> **WHAT YOU HAVE TO DO**
Extract all of the entries and set them down verbatim.

> **RECORDS FOR THE EXERCISE**

= = = = =

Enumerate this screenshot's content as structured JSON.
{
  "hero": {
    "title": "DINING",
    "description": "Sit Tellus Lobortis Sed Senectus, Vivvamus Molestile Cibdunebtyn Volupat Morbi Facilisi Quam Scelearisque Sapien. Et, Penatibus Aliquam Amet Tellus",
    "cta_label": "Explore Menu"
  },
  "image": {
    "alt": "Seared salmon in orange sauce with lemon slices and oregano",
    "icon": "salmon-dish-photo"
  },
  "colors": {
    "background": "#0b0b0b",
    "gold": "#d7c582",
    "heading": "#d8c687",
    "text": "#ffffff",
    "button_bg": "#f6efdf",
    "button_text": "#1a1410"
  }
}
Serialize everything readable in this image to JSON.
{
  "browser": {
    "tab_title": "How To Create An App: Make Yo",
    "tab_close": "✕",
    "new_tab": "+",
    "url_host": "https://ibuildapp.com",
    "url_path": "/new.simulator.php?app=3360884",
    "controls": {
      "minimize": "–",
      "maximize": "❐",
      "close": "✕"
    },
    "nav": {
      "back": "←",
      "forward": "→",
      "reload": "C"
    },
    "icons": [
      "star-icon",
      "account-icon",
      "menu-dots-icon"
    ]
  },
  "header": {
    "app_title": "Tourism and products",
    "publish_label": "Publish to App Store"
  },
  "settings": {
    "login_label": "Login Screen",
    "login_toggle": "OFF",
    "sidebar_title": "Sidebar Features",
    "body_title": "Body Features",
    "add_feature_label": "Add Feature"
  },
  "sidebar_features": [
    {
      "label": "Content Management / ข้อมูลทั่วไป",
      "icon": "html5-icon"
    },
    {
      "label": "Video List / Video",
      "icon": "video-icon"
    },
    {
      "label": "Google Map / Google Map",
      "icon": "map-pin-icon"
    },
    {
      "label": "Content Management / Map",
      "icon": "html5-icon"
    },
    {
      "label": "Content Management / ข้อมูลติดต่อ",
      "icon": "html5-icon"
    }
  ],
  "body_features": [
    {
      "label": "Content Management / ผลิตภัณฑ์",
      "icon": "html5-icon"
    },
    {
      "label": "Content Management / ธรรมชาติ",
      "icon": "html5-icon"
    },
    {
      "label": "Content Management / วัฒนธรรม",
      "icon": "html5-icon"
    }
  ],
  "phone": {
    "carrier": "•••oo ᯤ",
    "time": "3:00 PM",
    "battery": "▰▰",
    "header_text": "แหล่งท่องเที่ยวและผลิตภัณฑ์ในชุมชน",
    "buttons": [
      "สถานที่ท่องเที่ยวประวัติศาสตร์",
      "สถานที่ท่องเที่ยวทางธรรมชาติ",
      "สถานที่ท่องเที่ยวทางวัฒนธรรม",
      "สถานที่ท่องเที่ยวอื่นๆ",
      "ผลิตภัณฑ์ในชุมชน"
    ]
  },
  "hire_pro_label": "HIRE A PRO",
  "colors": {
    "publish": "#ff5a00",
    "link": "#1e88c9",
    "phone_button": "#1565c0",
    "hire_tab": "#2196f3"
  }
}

= = = = =

> **FINAL RESULT**
Enumerate this screenshot's content as structured JSON.
{
  "hero": {
    "title": "DINING",
    "description": "Sit Tellus Lobortis Sed Senectus, Vivvamus Molestile Cibdunebtyn Volupat Morbi Facilisi Quam Scelearisque Sapien. Et, Penatibus Aliquam Amet Tellus",
    "cta_label": "Explore Menu"
  },
  "image": {
    "alt": "Seared salmon in orange sauce with lemon slices and oregano",
    "icon": "salmon-dish-photo"
  },
  "colors": {
    "background": "#0b0b0b",
    "gold": "#d7c582",
    "heading": "#d8c687",
    "text": "#ffffff",
    "button_bg": "#f6efdf",
    "button_text": "#1a1410"
  }
}
Serialize everything readable in this image to JSON.
{
  "browser": {
    "tab_title": "How To Create An App: Make Yo",
    "tab_close": "✕",
    "new_tab": "+",
    "url_host": "https://ibuildapp.com",
    "url_path": "/new.simulator.php?app=3360884",
    "controls": {
      "minimize": "–",
      "maximize": "❐",
      "close": "✕"
    },
    "nav": {
      "back": "←",
      "forward": "→",
      "reload": "C"
    },
    "icons": [
      "star-icon",
      "account-icon",
      "menu-dots-icon"
    ]
  },
  "header": {
    "app_title": "Tourism and products",
    "publish_label": "Publish to App Store"
  },
  "settings": {
    "login_label": "Login Screen",
    "login_toggle": "OFF",
    "sidebar_title": "Sidebar Features",
    "body_title": "Body Features",
    "add_feature_label": "Add Feature"
  },
  "sidebar_features": [
    {
      "label": "Content Management / ข้อมูลทั่วไป",
      "icon": "html5-icon"
    },
    {
      "label": "Video List / Video",
      "icon": "video-icon"
    },
    {
      "label": "Google Map / Google Map",
      "icon": "map-pin-icon"
    },
    {
      "label": "Content Management / Map",
      "icon": "html5-icon"
    },
    {
      "label": "Content Management / ข้อมูลติดต่อ",
      "icon": "html5-icon"
    }
  ],
  "body_features": [
    {
      "label": "Content Management / ผลิตภัณฑ์",
      "icon": "html5-icon"
    },
    {
      "label": "Content Management / ธรรมชาติ",
      "icon": "html5-icon"
    },
    {
      "label": "Content Management / วัฒนธรรม",
      "icon": "html5-icon"
    }
  ],
  "phone": {
    "carrier": "•••oo ᯤ",
    "time": "3:00 PM",
    "battery": "▰▰",
    "header_text": "แหล่งท่องเที่ยวและผลิตภัณฑ์ในชุมชน",
    "buttons": [
      "สถานที่ท่องเที่ยวประวัติศาสตร์",
      "สถานที่ท่องเที่ยวทางธรรมชาติ",
      "สถานที่ท่องเที่ยวทางวัฒนธรรม",
      "สถานที่ท่องเที่ยวอื่นๆ",
      "ผลิตภัณฑ์ในชุมชน"
    ]
  },
  "hire_pro_label": "HIRE A PRO",
  "colors": {
    "publish": "#ff5a00",
    "link": "#1e88c9",
    "phone_button": "#1565c0",
    "hire_tab": "#2196f3"
  }
}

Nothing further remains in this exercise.